Énoncé 1 ▸ Insérez dans un tableau Markdown, avec les colonnes « Numéro » et « Ligne d'enregistrement », les lignes des enregistrements situées entre la ligne contenant "Identify all the" et celle contenant "data-point[interactable]: [194, 93, 196, 95]", bornes incluses. Omettez les lignes vides.

La seule chose que j'ai vue dans ma mère, c'est l'amour. Ça faisait passer tout le reste - comme avec toutes les femmes... J'ai été formé par un regard d'amour d'une femme. J'ai donc aimé les femmes. Pas trop, parce qu'on ne peut pas les aimer assez. C'est une affaire entendue: j'ai cherché la féminité toute ma vie. Et sans ça, il n'y a pas d'homme. Si on appelle ça être marqué par une mère, moi, je veux bien - et j'en redemande. Je le recommande. Je le conseille vivement. Je ne sens même pas que je suis acquitté de ma dette. Les femmes, je n'ai pas su les aimer, je n'ai pas su donner, j’étais trop maigre à l’intérieur, mais je leur ai donné le peu qu'il restait, parce que la littérature prenait beaucoup.
J'ai été entoure de tendresse, dans mon enfance, et cela fait que j'ai besoin de féminité autour de moi, et que j'ai toujours fait mon possible pour développer cette part de féminité que tout homme possède en lui, s'il est capable d'aimer. C'est parfaitement vrai, mais j'ai comme une vague impression que les mères sont là justement pour ça, pour créer ce besoin, cette part de féminité sans laquelle il n'y aurait jamais eu de civilisation. Un homme qui n'a pas en lui une part de féminité - ne serait-ce que comme un état de manque - , d'aspiration, c'est une demi-portion. La première chose qui vient à l'esprit, lorsqu'on dit "civilisation", c'est une certaine douceur, une certaine tendresse maternelle...

Énoncé 2 ▸ Reproduisez à l'identique le passage de l'extrait sur l'amour maternel compris entre "La seule chose" et "littérature prenait beaucoup.", inclus.

Données fournies ▸

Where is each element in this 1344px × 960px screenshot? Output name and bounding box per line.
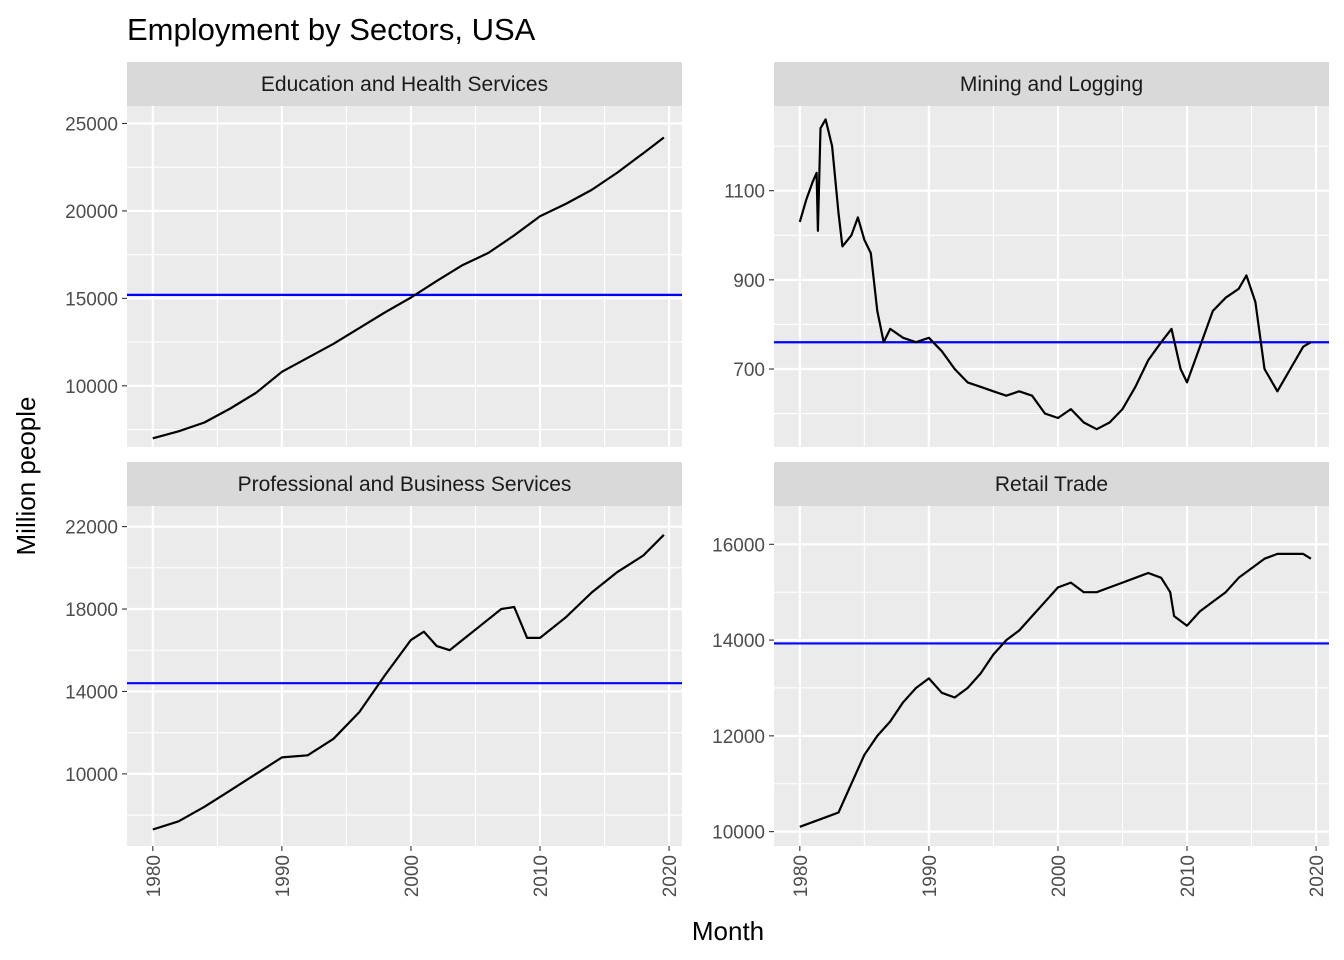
* * *
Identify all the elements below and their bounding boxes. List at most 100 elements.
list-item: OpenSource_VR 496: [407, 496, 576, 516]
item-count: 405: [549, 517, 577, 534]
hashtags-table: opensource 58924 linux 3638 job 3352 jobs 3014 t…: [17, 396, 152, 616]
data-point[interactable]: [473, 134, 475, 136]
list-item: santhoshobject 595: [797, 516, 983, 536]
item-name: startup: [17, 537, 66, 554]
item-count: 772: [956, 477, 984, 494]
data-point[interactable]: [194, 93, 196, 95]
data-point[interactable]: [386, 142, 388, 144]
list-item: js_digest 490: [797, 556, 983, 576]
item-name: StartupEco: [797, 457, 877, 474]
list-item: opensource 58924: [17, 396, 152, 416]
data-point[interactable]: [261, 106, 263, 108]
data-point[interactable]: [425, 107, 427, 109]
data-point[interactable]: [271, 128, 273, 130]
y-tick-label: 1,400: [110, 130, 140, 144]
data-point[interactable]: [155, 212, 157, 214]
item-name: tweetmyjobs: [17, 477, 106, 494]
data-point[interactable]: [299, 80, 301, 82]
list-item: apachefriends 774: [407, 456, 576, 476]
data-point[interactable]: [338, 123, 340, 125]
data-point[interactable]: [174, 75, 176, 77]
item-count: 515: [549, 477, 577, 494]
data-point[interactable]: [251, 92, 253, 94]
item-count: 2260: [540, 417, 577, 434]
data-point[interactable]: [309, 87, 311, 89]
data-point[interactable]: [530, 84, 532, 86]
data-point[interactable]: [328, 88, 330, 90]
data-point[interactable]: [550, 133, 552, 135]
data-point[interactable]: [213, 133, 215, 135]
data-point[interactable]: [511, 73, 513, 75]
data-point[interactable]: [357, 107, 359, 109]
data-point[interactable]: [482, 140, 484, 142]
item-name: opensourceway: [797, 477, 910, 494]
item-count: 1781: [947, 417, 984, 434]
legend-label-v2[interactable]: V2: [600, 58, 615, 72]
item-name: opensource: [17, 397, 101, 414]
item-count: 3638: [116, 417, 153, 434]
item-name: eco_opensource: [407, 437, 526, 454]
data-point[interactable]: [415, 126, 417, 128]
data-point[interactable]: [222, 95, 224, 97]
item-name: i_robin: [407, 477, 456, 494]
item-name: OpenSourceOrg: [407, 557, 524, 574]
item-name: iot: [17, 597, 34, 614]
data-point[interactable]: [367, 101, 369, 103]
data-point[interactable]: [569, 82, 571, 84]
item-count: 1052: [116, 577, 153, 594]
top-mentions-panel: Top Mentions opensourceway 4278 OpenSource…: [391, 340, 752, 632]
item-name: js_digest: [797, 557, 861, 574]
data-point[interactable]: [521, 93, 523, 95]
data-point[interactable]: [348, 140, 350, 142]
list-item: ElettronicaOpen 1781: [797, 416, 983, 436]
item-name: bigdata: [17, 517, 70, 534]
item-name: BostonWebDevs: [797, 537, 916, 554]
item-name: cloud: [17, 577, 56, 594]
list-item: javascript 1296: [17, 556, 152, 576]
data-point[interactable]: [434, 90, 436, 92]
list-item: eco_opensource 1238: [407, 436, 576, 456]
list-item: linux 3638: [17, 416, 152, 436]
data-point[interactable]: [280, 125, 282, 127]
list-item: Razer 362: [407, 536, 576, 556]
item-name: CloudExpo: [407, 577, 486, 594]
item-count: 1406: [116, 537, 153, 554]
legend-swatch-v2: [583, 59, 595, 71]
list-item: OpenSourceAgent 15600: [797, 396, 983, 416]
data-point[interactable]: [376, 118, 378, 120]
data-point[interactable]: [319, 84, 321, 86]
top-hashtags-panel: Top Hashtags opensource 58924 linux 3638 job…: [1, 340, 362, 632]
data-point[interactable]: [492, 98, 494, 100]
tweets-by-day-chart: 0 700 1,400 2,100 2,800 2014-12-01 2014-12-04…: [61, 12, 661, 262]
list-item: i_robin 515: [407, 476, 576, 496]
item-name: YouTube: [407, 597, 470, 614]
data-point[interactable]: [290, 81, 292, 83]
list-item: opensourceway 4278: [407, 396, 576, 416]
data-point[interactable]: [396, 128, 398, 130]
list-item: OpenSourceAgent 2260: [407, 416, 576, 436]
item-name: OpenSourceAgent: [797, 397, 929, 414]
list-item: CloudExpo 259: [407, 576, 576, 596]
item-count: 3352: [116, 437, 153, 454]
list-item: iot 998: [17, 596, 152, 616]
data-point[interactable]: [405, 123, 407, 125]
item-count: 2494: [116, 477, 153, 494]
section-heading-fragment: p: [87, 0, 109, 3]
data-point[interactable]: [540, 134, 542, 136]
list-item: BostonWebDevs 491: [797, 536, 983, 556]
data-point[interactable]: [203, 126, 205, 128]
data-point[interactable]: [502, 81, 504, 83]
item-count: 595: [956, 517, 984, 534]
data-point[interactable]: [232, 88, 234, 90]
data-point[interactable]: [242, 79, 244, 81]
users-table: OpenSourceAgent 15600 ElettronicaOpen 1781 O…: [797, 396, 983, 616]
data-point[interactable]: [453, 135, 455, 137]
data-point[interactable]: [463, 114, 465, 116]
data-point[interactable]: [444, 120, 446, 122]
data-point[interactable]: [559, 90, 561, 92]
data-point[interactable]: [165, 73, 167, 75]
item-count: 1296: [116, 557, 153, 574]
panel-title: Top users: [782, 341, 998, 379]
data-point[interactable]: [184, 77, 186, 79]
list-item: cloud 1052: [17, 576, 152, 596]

Réponse 1 ▸
| Numéro | Ligne d'enregistrement |
|---|---|
| 1 | Identify all the elements below and their bounding boxes. List at most 100 elements. |
| 2 | list-item: OpenSource_VR 496: [407, 496, 576, 516] |
| 3 | item-count: 405: [549, 517, 577, 534] |
| 4 | hashtags-table: opensource 58924 linux 3638 job 3352 jobs 3014 t…: [17, 396, 152, 616] |
| 5 | data-point[interactable]: [473, 134, 475, 136] |
| 6 | list-item: santhoshobject 595: [797, 516, 983, 536] |
| 7 | item-name: startup: [17, 537, 66, 554] |
| 8 | item-count: 772: [956, 477, 984, 494] |
| 9 | data-point[interactable]: [194, 93, 196, 95] |

Réponse 2 ▸
La seule chose que j'ai vue dans ma mère, c'est l'amour. Ça faisait passer tout le reste - comme avec toutes les femmes... J'ai été formé par un regard d'amour d'une femme. J'ai donc aimé les femmes. Pas trop, parce qu'on ne peut pas les aimer assez. C'est une affaire entendue: j'ai cherché la féminité toute ma vie. Et sans ça, il n'y a pas d'homme. Si on appelle ça être marqué par une mère, moi, je veux bien - et j'en redemande. Je le recommande. Je le conseille vivement. Je ne sens même pas que je suis acquitté de ma dette. Les femmes, je n'ai pas su les aimer, je n'ai pas su donner, j’étais trop maigre à l’intérieur, mais je leur ai donné le peu qu'il restait, parce que la littérature prenait beaucoup.